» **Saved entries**
>> Begin

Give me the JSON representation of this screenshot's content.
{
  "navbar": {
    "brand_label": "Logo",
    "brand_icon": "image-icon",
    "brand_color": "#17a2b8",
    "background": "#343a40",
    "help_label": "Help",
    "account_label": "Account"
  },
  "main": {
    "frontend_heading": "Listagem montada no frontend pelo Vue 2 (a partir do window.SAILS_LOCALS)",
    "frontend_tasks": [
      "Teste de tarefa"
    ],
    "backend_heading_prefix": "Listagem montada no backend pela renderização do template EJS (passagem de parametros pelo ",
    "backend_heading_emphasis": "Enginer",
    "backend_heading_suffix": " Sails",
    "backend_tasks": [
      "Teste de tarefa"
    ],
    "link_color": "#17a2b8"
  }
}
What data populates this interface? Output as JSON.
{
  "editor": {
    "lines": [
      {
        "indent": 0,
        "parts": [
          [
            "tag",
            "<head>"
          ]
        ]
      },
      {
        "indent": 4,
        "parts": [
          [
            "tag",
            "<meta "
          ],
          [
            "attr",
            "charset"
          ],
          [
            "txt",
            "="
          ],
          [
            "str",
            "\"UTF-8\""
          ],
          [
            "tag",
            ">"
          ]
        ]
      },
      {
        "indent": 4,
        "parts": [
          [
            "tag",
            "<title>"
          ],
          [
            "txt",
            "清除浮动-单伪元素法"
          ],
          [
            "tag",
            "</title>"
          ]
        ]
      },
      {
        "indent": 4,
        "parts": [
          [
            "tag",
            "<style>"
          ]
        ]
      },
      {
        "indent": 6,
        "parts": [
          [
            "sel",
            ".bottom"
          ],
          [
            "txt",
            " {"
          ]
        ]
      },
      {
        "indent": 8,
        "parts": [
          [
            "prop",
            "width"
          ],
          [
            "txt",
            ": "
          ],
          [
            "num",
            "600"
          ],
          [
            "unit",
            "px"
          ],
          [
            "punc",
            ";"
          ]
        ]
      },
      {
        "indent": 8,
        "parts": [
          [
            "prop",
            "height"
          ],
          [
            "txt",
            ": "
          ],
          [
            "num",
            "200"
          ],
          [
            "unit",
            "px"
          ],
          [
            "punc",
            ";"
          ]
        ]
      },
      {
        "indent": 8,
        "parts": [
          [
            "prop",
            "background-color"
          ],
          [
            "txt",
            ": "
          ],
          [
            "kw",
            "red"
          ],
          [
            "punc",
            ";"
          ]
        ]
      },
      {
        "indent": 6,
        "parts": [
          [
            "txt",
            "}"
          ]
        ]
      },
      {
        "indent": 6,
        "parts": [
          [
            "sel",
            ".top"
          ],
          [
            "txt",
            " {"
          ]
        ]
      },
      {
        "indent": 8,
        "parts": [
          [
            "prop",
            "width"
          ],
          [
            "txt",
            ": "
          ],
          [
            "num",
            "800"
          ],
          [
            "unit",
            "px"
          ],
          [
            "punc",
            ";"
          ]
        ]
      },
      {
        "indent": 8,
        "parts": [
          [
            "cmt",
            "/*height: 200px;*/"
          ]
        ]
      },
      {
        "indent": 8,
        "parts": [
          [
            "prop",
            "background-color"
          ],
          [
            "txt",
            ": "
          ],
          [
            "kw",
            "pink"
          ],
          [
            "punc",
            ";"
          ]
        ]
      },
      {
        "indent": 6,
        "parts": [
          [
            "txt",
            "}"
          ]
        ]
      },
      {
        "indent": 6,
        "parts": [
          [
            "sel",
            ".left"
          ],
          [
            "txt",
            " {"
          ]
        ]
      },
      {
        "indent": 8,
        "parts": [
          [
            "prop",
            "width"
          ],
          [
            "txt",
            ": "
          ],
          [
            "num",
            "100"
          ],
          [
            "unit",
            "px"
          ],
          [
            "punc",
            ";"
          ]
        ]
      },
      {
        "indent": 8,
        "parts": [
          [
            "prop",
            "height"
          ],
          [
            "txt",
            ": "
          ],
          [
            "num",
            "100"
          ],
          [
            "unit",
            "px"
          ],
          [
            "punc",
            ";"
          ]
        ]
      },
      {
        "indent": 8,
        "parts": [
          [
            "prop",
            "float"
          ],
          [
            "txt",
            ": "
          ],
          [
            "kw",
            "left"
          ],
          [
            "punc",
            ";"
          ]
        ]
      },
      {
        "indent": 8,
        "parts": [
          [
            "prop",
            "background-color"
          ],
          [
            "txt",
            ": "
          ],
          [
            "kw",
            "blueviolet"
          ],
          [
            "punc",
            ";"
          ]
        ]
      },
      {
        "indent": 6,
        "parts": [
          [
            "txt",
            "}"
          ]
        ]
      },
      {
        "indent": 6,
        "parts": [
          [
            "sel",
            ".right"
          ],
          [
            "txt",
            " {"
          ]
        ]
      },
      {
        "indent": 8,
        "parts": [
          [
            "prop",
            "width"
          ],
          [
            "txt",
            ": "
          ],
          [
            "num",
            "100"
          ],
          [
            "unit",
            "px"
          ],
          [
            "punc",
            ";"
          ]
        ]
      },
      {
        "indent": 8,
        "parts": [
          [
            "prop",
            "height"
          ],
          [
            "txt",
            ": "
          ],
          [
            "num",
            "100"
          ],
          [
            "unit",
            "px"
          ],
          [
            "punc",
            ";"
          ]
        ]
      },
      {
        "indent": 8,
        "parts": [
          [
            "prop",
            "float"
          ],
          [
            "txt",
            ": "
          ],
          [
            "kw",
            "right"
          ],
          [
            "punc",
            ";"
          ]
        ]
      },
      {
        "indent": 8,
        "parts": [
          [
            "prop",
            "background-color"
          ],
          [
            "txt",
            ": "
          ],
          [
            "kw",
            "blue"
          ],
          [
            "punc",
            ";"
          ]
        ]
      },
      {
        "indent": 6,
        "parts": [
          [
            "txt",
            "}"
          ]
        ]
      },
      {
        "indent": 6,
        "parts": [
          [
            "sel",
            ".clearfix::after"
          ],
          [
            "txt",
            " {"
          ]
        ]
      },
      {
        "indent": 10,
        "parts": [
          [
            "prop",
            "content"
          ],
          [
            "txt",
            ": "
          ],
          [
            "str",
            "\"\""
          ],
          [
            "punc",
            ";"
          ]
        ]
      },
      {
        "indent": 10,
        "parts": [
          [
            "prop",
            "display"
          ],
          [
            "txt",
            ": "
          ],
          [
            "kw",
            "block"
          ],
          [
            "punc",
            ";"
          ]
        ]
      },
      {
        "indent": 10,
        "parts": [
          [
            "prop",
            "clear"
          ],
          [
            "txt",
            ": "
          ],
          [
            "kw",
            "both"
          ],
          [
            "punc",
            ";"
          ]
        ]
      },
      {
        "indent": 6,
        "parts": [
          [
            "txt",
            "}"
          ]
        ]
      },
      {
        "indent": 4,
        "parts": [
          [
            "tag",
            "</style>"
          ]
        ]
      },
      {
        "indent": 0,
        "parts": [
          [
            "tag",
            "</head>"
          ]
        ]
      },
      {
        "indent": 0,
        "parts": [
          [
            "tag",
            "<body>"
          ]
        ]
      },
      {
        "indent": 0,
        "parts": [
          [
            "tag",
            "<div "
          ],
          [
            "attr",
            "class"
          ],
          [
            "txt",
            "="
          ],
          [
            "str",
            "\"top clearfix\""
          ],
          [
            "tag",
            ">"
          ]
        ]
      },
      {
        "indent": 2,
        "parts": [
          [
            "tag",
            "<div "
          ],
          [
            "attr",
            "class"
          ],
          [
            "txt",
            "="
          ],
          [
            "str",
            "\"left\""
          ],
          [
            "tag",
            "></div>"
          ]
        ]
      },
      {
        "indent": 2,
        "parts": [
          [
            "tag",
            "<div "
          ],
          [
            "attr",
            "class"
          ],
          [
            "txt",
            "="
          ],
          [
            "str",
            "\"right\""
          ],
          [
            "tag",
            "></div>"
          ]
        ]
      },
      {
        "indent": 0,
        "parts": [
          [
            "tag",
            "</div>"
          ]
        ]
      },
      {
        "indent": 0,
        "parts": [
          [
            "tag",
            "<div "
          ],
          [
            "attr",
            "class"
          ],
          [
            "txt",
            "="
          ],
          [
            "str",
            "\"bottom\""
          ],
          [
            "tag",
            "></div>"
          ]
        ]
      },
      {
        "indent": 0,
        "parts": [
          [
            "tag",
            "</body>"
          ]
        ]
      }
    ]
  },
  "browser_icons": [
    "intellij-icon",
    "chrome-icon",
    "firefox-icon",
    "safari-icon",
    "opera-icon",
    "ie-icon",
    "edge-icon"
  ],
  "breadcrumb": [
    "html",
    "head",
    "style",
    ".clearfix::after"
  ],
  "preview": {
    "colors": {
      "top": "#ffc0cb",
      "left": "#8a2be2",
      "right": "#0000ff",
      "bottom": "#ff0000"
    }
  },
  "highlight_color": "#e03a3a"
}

>> End

» **Required work**
Look through the records and gather every line containing "Listagem".

» **The reply**
    "frontend_heading": "Listagem montada no frontend pelo Vue 2 (a partir do window.SAILS_LOCALS)",
    "backend_heading_prefix": "Listagem montada no backend pela renderização do template EJS (passagem de parametros pelo ",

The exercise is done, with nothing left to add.